DATA FOR PROCESSING:
--- Start ---

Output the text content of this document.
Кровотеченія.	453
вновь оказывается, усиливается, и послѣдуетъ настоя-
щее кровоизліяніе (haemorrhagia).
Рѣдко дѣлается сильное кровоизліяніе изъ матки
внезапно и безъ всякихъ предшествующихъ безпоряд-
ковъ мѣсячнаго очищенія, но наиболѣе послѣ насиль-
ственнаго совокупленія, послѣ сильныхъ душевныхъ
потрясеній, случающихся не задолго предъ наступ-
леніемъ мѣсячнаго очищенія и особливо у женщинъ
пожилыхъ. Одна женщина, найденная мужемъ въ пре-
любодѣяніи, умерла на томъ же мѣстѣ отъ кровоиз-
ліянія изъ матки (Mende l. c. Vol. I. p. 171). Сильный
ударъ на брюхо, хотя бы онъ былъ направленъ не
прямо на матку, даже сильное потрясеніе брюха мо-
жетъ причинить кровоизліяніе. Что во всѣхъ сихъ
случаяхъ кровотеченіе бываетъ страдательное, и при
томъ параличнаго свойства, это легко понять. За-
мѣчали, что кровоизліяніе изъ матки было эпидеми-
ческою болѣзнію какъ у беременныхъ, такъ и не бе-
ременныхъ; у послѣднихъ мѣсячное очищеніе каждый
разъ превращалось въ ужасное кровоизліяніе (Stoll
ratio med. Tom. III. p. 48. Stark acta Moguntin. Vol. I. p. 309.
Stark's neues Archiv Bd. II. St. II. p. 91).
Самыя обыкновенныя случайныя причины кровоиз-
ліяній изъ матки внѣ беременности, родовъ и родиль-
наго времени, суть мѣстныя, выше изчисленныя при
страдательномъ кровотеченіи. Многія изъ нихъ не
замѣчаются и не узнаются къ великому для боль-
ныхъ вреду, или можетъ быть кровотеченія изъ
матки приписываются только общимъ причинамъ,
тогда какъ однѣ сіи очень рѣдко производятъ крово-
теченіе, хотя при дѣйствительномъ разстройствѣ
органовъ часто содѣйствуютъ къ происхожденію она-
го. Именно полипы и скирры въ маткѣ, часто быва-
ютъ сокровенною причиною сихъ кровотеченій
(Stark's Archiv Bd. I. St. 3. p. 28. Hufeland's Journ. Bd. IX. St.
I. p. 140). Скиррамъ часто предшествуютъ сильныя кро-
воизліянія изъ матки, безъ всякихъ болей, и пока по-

--- End ---

Extract every entry above as it appears.

WORKED ANSWER:
Output the text content of this document.
Кровотеченія.	453
вновь оказывается, усиливается, и послѣдуетъ настоя-
щее кровоизліяніе (haemorrhagia).
Рѣдко дѣлается сильное кровоизліяніе изъ матки
внезапно и безъ всякихъ предшествующихъ безпоряд-
ковъ мѣсячнаго очищенія, но наиболѣе послѣ насиль-
ственнаго совокупленія, послѣ сильныхъ душевныхъ
потрясеній, случающихся не задолго предъ наступ-
леніемъ мѣсячнаго очищенія и особливо у женщинъ
пожилыхъ. Одна женщина, найденная мужемъ въ пре-
любодѣяніи, умерла на томъ же мѣстѣ отъ кровоиз-
ліянія изъ матки (Mende l. c. Vol. I. p. 171). Сильный
ударъ на брюхо, хотя бы онъ былъ направленъ не
прямо на матку, даже сильное потрясеніе брюха мо-
жетъ причинить кровоизліяніе. Что во всѣхъ сихъ
случаяхъ кровотеченіе бываетъ страдательное, и при
томъ параличнаго свойства, это легко понять. За-
мѣчали, что кровоизліяніе изъ матки было эпидеми-
ческою болѣзнію какъ у беременныхъ, такъ и не бе-
ременныхъ; у послѣднихъ мѣсячное очищеніе каждый
разъ превращалось въ ужасное кровоизліяніе (Stoll
ratio med. Tom. III. p. 48. Stark acta Moguntin. Vol. I. p. 309.
Stark's neues Archiv Bd. II. St. II. p. 91).
Самыя обыкновенныя случайныя причины кровоиз-
ліяній изъ матки внѣ беременности, родовъ и родиль-
наго времени, суть мѣстныя, выше изчисленныя при
страдательномъ кровотеченіи. Многія изъ нихъ не
замѣчаются и не узнаются къ великому для боль-
ныхъ вреду, или можетъ быть кровотеченія изъ
матки приписываются только общимъ причинамъ,
тогда какъ однѣ сіи очень рѣдко производятъ крово-
теченіе, хотя при дѣйствительномъ разстройствѣ
органовъ часто содѣйствуютъ къ происхожденію она-
го. Именно полипы и скирры въ маткѣ, часто быва-
ютъ сокровенною причиною сихъ кровотеченій
(Stark's Archiv Bd. I. St. 3. p. 28. Hufeland's Journ. Bd. IX. St.
I. p. 140). Скиррамъ часто предшествуютъ сильныя кро-
воизліянія изъ матки, безъ всякихъ болей, и пока по-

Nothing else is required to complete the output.